Update the listing below so that "arrow-right-icon" becomes "chevron-right-icon" wherever it occurs, and leave everything else as it is.

§ **Record list**:
(begin)
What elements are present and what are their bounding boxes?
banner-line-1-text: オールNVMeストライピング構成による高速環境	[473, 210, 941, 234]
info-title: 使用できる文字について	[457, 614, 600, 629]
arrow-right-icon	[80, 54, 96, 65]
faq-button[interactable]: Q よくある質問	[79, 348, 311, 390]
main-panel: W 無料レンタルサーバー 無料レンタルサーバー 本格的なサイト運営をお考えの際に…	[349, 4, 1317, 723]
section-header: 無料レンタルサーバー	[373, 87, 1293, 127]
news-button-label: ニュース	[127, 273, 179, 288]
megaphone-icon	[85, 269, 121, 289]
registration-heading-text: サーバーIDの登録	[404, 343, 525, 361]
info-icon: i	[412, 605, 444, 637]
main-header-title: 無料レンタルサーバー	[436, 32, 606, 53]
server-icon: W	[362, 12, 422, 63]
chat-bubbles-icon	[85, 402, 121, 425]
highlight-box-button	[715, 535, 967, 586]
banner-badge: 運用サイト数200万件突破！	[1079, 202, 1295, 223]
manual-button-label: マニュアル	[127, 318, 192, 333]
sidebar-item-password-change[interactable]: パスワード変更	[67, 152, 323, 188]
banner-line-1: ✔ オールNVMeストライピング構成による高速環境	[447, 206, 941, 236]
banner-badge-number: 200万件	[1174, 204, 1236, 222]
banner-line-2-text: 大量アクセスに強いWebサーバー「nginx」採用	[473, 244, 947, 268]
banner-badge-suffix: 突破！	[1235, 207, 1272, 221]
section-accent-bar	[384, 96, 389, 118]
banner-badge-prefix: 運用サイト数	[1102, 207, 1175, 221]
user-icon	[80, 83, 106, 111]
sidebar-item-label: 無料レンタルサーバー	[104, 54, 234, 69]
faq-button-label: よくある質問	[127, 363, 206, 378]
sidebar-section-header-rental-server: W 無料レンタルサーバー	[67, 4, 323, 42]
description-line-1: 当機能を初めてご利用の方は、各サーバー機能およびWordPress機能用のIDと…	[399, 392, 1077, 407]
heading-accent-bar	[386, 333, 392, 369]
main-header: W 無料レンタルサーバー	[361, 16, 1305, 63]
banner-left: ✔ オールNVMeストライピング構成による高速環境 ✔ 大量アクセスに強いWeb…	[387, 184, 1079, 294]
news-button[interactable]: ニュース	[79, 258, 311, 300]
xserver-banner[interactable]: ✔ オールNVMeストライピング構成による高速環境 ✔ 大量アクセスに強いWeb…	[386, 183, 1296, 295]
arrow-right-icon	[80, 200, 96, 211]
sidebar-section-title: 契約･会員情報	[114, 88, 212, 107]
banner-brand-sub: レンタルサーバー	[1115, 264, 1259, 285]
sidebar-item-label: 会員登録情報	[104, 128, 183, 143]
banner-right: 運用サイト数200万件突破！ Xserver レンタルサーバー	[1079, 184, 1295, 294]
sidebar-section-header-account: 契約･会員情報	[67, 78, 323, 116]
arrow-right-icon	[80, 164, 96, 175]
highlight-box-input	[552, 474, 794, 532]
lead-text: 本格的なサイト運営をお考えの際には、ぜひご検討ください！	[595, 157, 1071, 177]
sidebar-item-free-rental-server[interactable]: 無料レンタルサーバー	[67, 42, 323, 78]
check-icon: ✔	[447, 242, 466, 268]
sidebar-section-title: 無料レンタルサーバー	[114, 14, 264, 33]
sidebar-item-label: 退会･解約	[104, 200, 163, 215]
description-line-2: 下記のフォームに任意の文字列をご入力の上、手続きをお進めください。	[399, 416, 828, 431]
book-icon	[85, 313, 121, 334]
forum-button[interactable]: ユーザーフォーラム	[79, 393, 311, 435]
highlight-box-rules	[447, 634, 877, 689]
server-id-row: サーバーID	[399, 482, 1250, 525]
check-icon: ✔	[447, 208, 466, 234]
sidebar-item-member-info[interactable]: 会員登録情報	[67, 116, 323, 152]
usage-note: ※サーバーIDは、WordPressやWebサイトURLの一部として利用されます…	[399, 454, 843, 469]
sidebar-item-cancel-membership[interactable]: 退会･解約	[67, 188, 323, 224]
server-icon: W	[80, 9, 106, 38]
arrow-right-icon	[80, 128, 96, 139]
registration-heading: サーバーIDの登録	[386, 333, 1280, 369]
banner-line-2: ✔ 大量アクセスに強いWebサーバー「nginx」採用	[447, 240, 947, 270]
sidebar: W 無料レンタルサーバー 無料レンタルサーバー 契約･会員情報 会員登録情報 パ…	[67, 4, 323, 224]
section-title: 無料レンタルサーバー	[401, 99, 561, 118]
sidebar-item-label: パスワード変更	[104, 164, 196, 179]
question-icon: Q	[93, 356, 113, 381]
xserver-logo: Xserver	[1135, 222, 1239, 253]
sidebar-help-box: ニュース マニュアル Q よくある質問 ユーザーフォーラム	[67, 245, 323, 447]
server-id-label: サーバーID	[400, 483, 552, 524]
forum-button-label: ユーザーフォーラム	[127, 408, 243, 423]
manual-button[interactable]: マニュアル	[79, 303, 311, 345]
(end)
§ **Task answer**:
What elements are present and what are their bounding boxes?
banner-line-1-text: オールNVMeストライピング構成による高速環境	[473, 210, 941, 234]
info-title: 使用できる文字について	[457, 614, 600, 629]
chevron-right-icon	[80, 54, 96, 65]
faq-button[interactable]: Q よくある質問	[79, 348, 311, 390]
main-panel: W 無料レンタルサーバー 無料レンタルサーバー 本格的なサイト運営をお考えの際に…	[349, 4, 1317, 723]
section-header: 無料レンタルサーバー	[373, 87, 1293, 127]
news-button-label: ニュース	[127, 273, 179, 288]
megaphone-icon	[85, 269, 121, 289]
registration-heading-text: サーバーIDの登録	[404, 343, 525, 361]
info-icon: i	[412, 605, 444, 637]
main-header-title: 無料レンタルサーバー	[436, 32, 606, 53]
server-icon: W	[362, 12, 422, 63]
chat-bubbles-icon	[85, 402, 121, 425]
highlight-box-button	[715, 535, 967, 586]
banner-badge: 運用サイト数200万件突破！	[1079, 202, 1295, 223]
manual-button-label: マニュアル	[127, 318, 192, 333]
sidebar-item-password-change[interactable]: パスワード変更	[67, 152, 323, 188]
banner-line-1: ✔ オールNVMeストライピング構成による高速環境	[447, 206, 941, 236]
banner-badge-number: 200万件	[1174, 204, 1236, 222]
banner-line-2-text: 大量アクセスに強いWebサーバー「nginx」採用	[473, 244, 947, 268]
banner-badge-suffix: 突破！	[1235, 207, 1272, 221]
section-accent-bar	[384, 96, 389, 118]
banner-badge-prefix: 運用サイト数	[1102, 207, 1175, 221]
user-icon	[80, 83, 106, 111]
sidebar-item-label: 無料レンタルサーバー	[104, 54, 234, 69]
faq-button-label: よくある質問	[127, 363, 206, 378]
sidebar-section-header-rental-server: W 無料レンタルサーバー	[67, 4, 323, 42]
description-line-1: 当機能を初めてご利用の方は、各サーバー機能およびWordPress機能用のIDと…	[399, 392, 1077, 407]
heading-accent-bar	[386, 333, 392, 369]
main-header: W 無料レンタルサーバー	[361, 16, 1305, 63]
banner-left: ✔ オールNVMeストライピング構成による高速環境 ✔ 大量アクセスに強いWeb…	[387, 184, 1079, 294]
news-button[interactable]: ニュース	[79, 258, 311, 300]
xserver-banner[interactable]: ✔ オールNVMeストライピング構成による高速環境 ✔ 大量アクセスに強いWeb…	[386, 183, 1296, 295]
chevron-right-icon	[80, 200, 96, 211]
sidebar-section-title: 契約･会員情報	[114, 88, 212, 107]
banner-brand-sub: レンタルサーバー	[1115, 264, 1259, 285]
sidebar-item-label: 会員登録情報	[104, 128, 183, 143]
banner-right: 運用サイト数200万件突破！ Xserver レンタルサーバー	[1079, 184, 1295, 294]
sidebar-section-header-account: 契約･会員情報	[67, 78, 323, 116]
chevron-right-icon	[80, 164, 96, 175]
highlight-box-input	[552, 474, 794, 532]
lead-text: 本格的なサイト運営をお考えの際には、ぜひご検討ください！	[595, 157, 1071, 177]
sidebar-item-free-rental-server[interactable]: 無料レンタルサーバー	[67, 42, 323, 78]
check-icon: ✔	[447, 242, 466, 268]
sidebar-section-title: 無料レンタルサーバー	[114, 14, 264, 33]
sidebar-item-label: 退会･解約	[104, 200, 163, 215]
description-line-2: 下記のフォームに任意の文字列をご入力の上、手続きをお進めください。	[399, 416, 828, 431]
book-icon	[85, 313, 121, 334]
forum-button[interactable]: ユーザーフォーラム	[79, 393, 311, 435]
highlight-box-rules	[447, 634, 877, 689]
server-id-row: サーバーID	[399, 482, 1250, 525]
check-icon: ✔	[447, 208, 466, 234]
sidebar-item-member-info[interactable]: 会員登録情報	[67, 116, 323, 152]
usage-note: ※サーバーIDは、WordPressやWebサイトURLの一部として利用されます…	[399, 454, 843, 469]
sidebar-item-cancel-membership[interactable]: 退会･解約	[67, 188, 323, 224]
server-icon: W	[80, 9, 106, 38]
chevron-right-icon	[80, 128, 96, 139]
registration-heading: サーバーIDの登録	[386, 333, 1280, 369]
banner-line-2: ✔ 大量アクセスに強いWebサーバー「nginx」採用	[447, 240, 947, 270]
sidebar: W 無料レンタルサーバー 無料レンタルサーバー 契約･会員情報 会員登録情報 パ…	[67, 4, 323, 224]
section-title: 無料レンタルサーバー	[401, 99, 561, 118]
sidebar-item-label: パスワード変更	[104, 164, 196, 179]
question-icon: Q	[93, 356, 113, 381]
xserver-logo: Xserver	[1135, 222, 1239, 253]
sidebar-help-box: ニュース マニュアル Q よくある質問 ユーザーフォーラム	[67, 245, 323, 447]
server-id-label: サーバーID	[400, 483, 552, 524]
forum-button-label: ユーザーフォーラム	[127, 408, 243, 423]
manual-button[interactable]: マニュアル	[79, 303, 311, 345]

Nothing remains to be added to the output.